Dataset records:
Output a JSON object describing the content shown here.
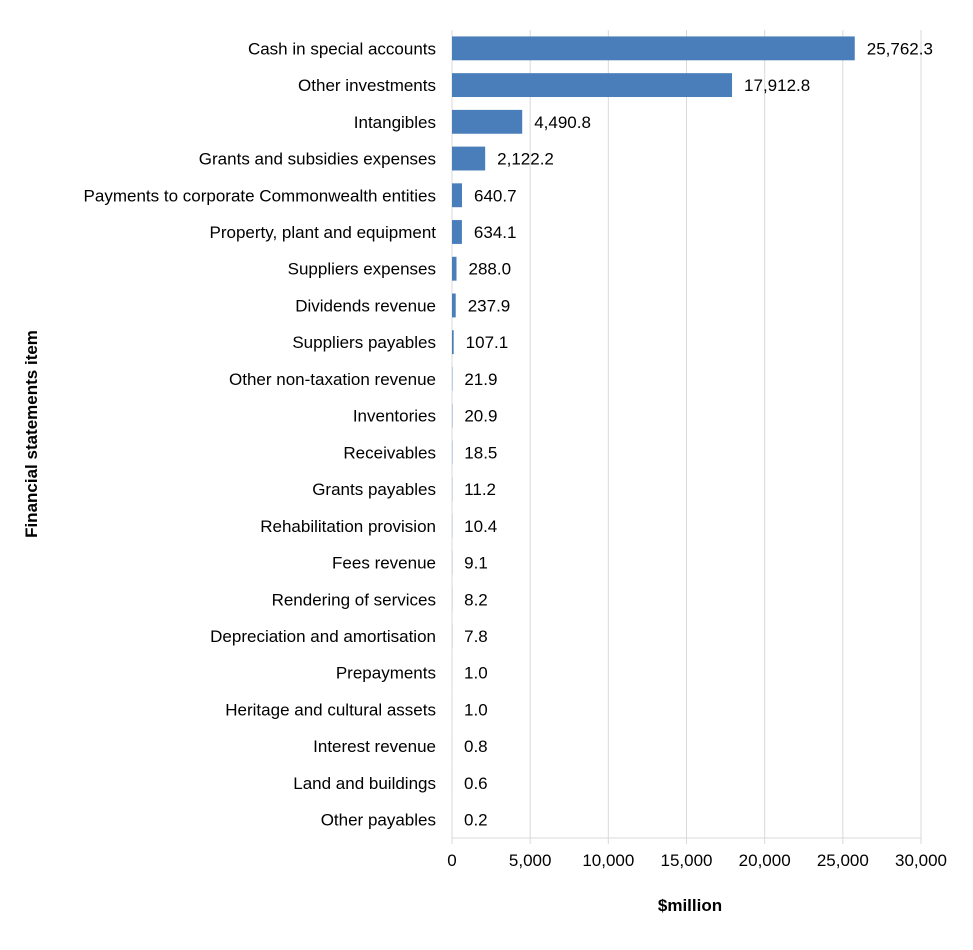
{
  "chart_data": {
    "type": "bar",
    "orientation": "horizontal",
    "categories": [
      "Cash in special accounts",
      "Other investments",
      "Intangibles",
      "Grants and subsidies expenses",
      "Payments to corporate Commonwealth entities",
      "Property, plant and equipment",
      "Suppliers expenses",
      "Dividends revenue",
      "Suppliers payables",
      "Other non-taxation revenue",
      "Inventories",
      "Receivables",
      "Grants payables",
      "Rehabilitation provision",
      "Fees revenue",
      "Rendering of services",
      "Depreciation and amortisation",
      "Prepayments",
      "Heritage and cultural assets",
      "Interest revenue",
      "Land and buildings",
      "Other payables"
    ],
    "values": [
      25762.3,
      17912.8,
      4490.8,
      2122.2,
      640.7,
      634.1,
      288.0,
      237.9,
      107.1,
      21.9,
      20.9,
      18.5,
      11.2,
      10.4,
      9.1,
      8.2,
      7.8,
      1.0,
      1.0,
      0.8,
      0.6,
      0.2
    ],
    "value_labels": [
      "25,762.3",
      "17,912.8",
      "4,490.8",
      "2,122.2",
      "640.7",
      "634.1",
      "288.0",
      "237.9",
      "107.1",
      "21.9",
      "20.9",
      "18.5",
      "11.2",
      "10.4",
      "9.1",
      "8.2",
      "7.8",
      "1.0",
      "1.0",
      "0.8",
      "0.6",
      "0.2"
    ],
    "xlabel": "$million",
    "ylabel": "Financial statements item",
    "xlim": [
      0,
      30000
    ],
    "xticks": [
      0,
      5000,
      10000,
      15000,
      20000,
      25000,
      30000
    ],
    "xtick_labels": [
      "0",
      "5,000",
      "10,000",
      "15,000",
      "20,000",
      "25,000",
      "30,000"
    ],
    "grid": "vertical",
    "legend": "none",
    "bar_color": "#4a7ebb"
  }
}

**Task statement:** Without the pictures, write out every entry precisely as it appears.

**Result:**
Output a JSON object describing the content shown here.
{
  "chart_data": {
    "type": "bar",
    "orientation": "horizontal",
    "categories": [
      "Cash in special accounts",
      "Other investments",
      "Intangibles",
      "Grants and subsidies expenses",
      "Payments to corporate Commonwealth entities",
      "Property, plant and equipment",
      "Suppliers expenses",
      "Dividends revenue",
      "Suppliers payables",
      "Other non-taxation revenue",
      "Inventories",
      "Receivables",
      "Grants payables",
      "Rehabilitation provision",
      "Fees revenue",
      "Rendering of services",
      "Depreciation and amortisation",
      "Prepayments",
      "Heritage and cultural assets",
      "Interest revenue",
      "Land and buildings",
      "Other payables"
    ],
    "values": [
      25762.3,
      17912.8,
      4490.8,
      2122.2,
      640.7,
      634.1,
      288.0,
      237.9,
      107.1,
      21.9,
      20.9,
      18.5,
      11.2,
      10.4,
      9.1,
      8.2,
      7.8,
      1.0,
      1.0,
      0.8,
      0.6,
      0.2
    ],
    "value_labels": [
      "25,762.3",
      "17,912.8",
      "4,490.8",
      "2,122.2",
      "640.7",
      "634.1",
      "288.0",
      "237.9",
      "107.1",
      "21.9",
      "20.9",
      "18.5",
      "11.2",
      "10.4",
      "9.1",
      "8.2",
      "7.8",
      "1.0",
      "1.0",
      "0.8",
      "0.6",
      "0.2"
    ],
    "xlabel": "$million",
    "ylabel": "Financial statements item",
    "xlim": [
      0,
      30000
    ],
    "xticks": [
      0,
      5000,
      10000,
      15000,
      20000,
      25000,
      30000
    ],
    "xtick_labels": [
      "0",
      "5,000",
      "10,000",
      "15,000",
      "20,000",
      "25,000",
      "30,000"
    ],
    "grid": "vertical",
    "legend": "none",
    "bar_color": "#4a7ebb"
  }
}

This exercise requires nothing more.